To do – Pick out each line with the word "Faults" from the material that follows.

Materials provided –
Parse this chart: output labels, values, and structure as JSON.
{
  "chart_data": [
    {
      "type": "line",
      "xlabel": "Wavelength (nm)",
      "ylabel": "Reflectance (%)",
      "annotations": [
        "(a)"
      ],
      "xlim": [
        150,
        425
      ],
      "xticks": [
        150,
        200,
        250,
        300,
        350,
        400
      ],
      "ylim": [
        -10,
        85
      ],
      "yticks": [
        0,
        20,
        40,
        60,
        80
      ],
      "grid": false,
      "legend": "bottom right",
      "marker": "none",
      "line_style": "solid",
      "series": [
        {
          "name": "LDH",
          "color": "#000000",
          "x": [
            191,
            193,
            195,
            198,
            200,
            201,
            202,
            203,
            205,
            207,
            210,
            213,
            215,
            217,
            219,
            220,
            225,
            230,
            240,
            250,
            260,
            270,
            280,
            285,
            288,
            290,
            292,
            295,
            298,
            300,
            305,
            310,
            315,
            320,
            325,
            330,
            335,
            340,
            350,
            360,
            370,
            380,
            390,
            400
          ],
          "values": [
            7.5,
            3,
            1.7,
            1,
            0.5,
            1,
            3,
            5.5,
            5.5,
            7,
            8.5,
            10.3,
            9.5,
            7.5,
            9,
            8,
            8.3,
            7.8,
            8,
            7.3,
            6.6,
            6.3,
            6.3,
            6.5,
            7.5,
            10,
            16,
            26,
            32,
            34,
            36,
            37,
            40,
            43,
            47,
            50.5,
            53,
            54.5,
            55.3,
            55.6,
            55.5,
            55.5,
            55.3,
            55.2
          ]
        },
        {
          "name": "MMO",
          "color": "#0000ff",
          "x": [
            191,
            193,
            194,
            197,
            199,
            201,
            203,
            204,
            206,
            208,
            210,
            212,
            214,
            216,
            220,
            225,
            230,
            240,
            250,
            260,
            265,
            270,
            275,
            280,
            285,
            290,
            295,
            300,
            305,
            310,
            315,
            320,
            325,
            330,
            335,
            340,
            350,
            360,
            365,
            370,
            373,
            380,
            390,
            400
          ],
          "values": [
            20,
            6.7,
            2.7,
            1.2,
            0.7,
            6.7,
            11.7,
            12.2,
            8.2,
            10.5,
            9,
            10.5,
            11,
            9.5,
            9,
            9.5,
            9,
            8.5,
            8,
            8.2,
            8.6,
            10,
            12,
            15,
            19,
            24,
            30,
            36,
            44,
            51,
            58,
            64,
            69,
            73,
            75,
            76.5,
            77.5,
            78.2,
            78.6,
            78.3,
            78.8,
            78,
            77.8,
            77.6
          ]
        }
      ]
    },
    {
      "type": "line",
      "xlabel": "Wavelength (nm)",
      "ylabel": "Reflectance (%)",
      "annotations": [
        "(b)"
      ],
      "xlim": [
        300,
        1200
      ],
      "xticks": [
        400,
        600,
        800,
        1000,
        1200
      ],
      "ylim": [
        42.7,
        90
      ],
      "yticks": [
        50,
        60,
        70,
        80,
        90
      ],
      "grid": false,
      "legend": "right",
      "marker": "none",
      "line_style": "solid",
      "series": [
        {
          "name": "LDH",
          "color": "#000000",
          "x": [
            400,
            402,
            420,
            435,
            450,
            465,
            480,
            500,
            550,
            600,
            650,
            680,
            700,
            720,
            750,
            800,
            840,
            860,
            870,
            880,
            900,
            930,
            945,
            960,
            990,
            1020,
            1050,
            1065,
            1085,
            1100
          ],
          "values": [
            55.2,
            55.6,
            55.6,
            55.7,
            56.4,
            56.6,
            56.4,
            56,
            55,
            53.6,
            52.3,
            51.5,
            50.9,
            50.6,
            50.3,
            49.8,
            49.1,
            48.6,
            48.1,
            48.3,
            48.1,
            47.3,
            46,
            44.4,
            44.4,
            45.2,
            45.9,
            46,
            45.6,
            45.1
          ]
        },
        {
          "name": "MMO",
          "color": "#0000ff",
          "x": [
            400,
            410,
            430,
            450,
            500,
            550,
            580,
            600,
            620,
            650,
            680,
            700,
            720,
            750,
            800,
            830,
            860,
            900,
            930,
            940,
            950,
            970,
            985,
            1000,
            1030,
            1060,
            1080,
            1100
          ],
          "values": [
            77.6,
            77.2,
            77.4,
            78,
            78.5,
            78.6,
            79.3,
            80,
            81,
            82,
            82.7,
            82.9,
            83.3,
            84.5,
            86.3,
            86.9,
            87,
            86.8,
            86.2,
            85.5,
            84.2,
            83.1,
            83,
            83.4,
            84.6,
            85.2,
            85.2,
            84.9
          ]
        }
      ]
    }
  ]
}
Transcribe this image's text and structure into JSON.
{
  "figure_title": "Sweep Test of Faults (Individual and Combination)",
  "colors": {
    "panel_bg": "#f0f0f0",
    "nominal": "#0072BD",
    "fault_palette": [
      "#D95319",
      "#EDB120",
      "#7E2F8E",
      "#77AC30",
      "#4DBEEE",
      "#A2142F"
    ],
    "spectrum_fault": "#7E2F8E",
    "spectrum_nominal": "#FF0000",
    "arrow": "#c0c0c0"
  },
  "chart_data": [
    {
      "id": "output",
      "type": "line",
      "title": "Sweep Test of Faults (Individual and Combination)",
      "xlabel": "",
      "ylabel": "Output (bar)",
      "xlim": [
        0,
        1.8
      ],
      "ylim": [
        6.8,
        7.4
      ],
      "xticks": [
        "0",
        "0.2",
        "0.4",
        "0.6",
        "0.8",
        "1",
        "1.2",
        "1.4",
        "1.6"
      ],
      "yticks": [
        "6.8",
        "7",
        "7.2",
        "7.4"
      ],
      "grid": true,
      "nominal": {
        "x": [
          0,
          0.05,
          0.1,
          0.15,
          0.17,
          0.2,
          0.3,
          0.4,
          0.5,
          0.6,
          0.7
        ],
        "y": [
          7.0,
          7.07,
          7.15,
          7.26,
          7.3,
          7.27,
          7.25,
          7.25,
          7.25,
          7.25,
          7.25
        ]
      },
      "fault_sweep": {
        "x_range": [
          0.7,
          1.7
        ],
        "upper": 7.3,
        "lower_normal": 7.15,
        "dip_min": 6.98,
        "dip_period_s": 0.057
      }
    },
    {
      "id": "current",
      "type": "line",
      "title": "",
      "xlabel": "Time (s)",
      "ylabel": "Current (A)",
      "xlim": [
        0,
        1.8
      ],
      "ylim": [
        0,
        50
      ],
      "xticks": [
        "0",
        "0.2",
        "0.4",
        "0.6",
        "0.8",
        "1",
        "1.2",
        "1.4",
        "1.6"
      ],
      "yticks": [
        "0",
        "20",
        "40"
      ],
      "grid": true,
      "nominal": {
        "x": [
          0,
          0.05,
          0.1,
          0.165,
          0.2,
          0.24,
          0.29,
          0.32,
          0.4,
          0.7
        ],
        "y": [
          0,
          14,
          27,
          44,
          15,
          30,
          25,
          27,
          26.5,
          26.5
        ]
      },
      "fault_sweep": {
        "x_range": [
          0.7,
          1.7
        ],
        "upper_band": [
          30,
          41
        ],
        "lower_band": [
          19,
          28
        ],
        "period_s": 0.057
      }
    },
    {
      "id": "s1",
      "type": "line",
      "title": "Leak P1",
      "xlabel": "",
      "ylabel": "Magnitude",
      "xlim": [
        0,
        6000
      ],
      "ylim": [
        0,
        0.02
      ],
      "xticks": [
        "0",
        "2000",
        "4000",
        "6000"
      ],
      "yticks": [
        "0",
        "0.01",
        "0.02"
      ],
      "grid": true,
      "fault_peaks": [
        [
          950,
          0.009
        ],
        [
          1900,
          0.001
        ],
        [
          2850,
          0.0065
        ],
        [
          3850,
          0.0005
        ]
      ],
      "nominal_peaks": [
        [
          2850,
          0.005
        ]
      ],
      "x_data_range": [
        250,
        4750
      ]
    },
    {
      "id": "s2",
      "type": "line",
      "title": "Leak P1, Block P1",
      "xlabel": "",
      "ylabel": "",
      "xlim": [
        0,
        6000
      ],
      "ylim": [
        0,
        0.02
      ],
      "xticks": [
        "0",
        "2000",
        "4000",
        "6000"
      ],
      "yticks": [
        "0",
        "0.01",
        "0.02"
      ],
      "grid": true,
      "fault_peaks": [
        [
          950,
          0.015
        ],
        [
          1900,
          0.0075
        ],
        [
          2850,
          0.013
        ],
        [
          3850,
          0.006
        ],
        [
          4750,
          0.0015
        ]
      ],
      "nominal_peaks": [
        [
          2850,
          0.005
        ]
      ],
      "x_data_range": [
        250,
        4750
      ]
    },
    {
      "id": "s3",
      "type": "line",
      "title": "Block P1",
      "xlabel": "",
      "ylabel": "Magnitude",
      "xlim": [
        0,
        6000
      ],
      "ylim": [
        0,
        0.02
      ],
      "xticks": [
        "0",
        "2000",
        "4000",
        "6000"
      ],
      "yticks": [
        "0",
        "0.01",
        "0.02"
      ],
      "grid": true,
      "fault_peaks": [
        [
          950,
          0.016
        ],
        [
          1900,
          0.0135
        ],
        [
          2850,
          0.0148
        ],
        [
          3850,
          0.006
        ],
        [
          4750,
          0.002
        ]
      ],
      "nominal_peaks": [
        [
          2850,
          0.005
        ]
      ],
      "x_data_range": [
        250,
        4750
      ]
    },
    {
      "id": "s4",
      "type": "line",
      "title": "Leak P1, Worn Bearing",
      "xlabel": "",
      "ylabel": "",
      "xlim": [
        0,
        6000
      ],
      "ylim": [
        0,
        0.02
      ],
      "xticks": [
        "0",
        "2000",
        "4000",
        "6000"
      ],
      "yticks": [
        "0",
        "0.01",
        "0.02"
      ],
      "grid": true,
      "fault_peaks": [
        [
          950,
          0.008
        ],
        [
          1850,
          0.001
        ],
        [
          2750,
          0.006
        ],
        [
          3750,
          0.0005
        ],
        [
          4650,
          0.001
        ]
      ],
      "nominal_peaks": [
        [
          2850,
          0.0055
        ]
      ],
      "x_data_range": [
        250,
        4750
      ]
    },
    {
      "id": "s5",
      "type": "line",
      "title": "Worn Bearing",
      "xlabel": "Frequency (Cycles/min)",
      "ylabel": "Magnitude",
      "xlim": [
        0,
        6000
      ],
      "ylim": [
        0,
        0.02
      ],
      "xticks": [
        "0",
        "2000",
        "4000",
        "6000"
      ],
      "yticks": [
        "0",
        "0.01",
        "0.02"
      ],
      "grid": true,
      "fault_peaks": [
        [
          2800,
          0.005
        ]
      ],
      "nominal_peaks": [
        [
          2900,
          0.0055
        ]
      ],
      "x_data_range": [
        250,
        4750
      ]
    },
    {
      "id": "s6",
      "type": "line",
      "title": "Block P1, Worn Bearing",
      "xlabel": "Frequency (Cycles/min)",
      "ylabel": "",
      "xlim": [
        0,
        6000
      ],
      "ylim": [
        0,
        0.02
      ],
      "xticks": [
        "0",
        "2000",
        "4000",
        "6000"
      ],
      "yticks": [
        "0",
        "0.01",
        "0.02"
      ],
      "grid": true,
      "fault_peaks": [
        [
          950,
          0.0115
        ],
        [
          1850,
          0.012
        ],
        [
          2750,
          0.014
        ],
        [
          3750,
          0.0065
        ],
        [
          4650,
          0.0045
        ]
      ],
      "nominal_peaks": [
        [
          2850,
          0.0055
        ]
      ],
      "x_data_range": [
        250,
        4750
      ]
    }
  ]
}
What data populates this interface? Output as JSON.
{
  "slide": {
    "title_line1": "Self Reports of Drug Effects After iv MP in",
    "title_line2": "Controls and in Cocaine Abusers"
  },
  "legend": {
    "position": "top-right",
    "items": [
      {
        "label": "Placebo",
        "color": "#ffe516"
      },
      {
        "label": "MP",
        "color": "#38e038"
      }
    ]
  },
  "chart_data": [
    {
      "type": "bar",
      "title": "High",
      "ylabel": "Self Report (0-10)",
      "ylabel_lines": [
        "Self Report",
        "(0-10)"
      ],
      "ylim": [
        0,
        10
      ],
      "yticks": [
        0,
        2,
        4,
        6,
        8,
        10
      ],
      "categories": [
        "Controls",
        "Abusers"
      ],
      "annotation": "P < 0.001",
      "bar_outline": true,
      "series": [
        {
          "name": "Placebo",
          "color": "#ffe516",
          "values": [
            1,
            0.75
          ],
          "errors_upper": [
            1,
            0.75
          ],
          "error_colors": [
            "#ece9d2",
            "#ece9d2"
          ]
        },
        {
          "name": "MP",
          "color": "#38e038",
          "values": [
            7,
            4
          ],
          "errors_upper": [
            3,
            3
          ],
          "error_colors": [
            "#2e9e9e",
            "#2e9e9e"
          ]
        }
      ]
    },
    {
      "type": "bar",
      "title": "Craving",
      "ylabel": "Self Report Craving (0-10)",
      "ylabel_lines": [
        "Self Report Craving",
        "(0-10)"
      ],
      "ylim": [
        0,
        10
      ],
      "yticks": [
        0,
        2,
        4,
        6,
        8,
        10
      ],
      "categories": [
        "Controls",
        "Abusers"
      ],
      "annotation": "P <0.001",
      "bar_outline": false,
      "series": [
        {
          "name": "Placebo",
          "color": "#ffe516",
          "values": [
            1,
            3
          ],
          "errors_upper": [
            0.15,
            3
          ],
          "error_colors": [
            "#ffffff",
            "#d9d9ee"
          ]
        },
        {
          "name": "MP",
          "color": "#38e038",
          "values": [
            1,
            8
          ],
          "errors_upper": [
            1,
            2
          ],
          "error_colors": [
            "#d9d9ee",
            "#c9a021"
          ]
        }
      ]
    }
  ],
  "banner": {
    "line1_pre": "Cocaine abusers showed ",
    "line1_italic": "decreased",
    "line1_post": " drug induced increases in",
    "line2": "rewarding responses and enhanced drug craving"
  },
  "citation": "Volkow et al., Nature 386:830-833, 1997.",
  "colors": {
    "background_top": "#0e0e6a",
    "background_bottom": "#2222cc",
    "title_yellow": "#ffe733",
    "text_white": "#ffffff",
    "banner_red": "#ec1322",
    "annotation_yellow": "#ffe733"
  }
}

Solution for this problem –
  "figure_title": "Sweep Test of Faults (Individual and Combination)",
      "title": "Sweep Test of Faults (Individual and Combination)",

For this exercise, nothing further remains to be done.